Record set —
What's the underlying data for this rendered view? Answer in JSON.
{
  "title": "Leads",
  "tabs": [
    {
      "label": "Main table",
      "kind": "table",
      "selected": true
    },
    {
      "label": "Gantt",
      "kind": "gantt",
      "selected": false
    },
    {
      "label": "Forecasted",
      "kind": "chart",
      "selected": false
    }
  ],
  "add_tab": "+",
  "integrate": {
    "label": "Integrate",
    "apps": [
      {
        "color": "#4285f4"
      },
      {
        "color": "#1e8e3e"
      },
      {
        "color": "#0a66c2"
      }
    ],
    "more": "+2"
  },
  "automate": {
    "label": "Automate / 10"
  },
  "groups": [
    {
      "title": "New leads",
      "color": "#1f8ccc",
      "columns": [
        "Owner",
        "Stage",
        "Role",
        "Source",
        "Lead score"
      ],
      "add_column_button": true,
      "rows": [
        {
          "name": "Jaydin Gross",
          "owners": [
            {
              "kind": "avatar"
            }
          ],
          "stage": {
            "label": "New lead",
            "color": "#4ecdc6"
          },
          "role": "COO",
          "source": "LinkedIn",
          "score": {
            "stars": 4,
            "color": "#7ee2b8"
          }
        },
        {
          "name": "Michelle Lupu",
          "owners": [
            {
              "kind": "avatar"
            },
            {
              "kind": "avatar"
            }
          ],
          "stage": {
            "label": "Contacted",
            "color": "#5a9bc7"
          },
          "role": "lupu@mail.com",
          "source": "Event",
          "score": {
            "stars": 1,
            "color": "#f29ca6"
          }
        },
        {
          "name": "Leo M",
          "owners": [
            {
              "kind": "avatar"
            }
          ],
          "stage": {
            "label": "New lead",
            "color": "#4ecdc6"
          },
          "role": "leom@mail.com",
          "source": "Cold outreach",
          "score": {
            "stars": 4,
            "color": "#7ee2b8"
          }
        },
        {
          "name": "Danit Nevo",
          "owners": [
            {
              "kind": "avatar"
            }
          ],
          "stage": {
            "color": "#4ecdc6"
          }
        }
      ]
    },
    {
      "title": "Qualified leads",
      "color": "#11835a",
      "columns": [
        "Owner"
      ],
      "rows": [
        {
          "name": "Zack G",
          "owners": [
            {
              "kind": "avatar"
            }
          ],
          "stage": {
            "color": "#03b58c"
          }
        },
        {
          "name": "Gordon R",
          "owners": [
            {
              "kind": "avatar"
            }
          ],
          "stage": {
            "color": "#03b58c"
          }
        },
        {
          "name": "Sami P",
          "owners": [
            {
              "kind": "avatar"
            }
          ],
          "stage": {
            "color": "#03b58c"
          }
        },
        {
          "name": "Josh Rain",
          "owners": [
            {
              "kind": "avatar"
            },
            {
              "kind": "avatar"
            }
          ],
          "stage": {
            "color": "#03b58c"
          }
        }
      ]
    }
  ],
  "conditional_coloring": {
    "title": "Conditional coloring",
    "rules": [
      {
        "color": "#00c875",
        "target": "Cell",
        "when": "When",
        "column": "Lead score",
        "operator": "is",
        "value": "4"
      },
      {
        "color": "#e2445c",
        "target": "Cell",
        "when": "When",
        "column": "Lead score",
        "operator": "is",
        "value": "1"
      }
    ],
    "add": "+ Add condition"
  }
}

Task statement —
Each line above must be printed exactly as it appears.

Full solution —
What's the underlying data for this rendered view? Answer in JSON.
{
  "title": "Leads",
  "tabs": [
    {
      "label": "Main table",
      "kind": "table",
      "selected": true
    },
    {
      "label": "Gantt",
      "kind": "gantt",
      "selected": false
    },
    {
      "label": "Forecasted",
      "kind": "chart",
      "selected": false
    }
  ],
  "add_tab": "+",
  "integrate": {
    "label": "Integrate",
    "apps": [
      {
        "color": "#4285f4"
      },
      {
        "color": "#1e8e3e"
      },
      {
        "color": "#0a66c2"
      }
    ],
    "more": "+2"
  },
  "automate": {
    "label": "Automate / 10"
  },
  "groups": [
    {
      "title": "New leads",
      "color": "#1f8ccc",
      "columns": [
        "Owner",
        "Stage",
        "Role",
        "Source",
        "Lead score"
      ],
      "add_column_button": true,
      "rows": [
        {
          "name": "Jaydin Gross",
          "owners": [
            {
              "kind": "avatar"
            }
          ],
          "stage": {
            "label": "New lead",
            "color": "#4ecdc6"
          },
          "role": "COO",
          "source": "LinkedIn",
          "score": {
            "stars": 4,
            "color": "#7ee2b8"
          }
        },
        {
          "name": "Michelle Lupu",
          "owners": [
            {
              "kind": "avatar"
            },
            {
              "kind": "avatar"
            }
          ],
          "stage": {
            "label": "Contacted",
            "color": "#5a9bc7"
          },
          "role": "lupu@mail.com",
          "source": "Event",
          "score": {
            "stars": 1,
            "color": "#f29ca6"
          }
        },
        {
          "name": "Leo M",
          "owners": [
            {
              "kind": "avatar"
            }
          ],
          "stage": {
            "label": "New lead",
            "color": "#4ecdc6"
          },
          "role": "leom@mail.com",
          "source": "Cold outreach",
          "score": {
            "stars": 4,
            "color": "#7ee2b8"
          }
        },
        {
          "name": "Danit Nevo",
          "owners": [
            {
              "kind": "avatar"
            }
          ],
          "stage": {
            "color": "#4ecdc6"
          }
        }
      ]
    },
    {
      "title": "Qualified leads",
      "color": "#11835a",
      "columns": [
        "Owner"
      ],
      "rows": [
        {
          "name": "Zack G",
          "owners": [
            {
              "kind": "avatar"
            }
          ],
          "stage": {
            "color": "#03b58c"
          }
        },
        {
          "name": "Gordon R",
          "owners": [
            {
              "kind": "avatar"
            }
          ],
          "stage": {
            "color": "#03b58c"
          }
        },
        {
          "name": "Sami P",
          "owners": [
            {
              "kind": "avatar"
            }
          ],
          "stage": {
            "color": "#03b58c"
          }
        },
        {
          "name": "Josh Rain",
          "owners": [
            {
              "kind": "avatar"
            },
            {
              "kind": "avatar"
            }
          ],
          "stage": {
            "color": "#03b58c"
          }
        }
      ]
    }
  ],
  "conditional_coloring": {
    "title": "Conditional coloring",
    "rules": [
      {
        "color": "#00c875",
        "target": "Cell",
        "when": "When",
        "column": "Lead score",
        "operator": "is",
        "value": "4"
      },
      {
        "color": "#e2445c",
        "target": "Cell",
        "when": "When",
        "column": "Lead score",
        "operator": "is",
        "value": "1"
      }
    ],
    "add": "+ Add condition"
  }
}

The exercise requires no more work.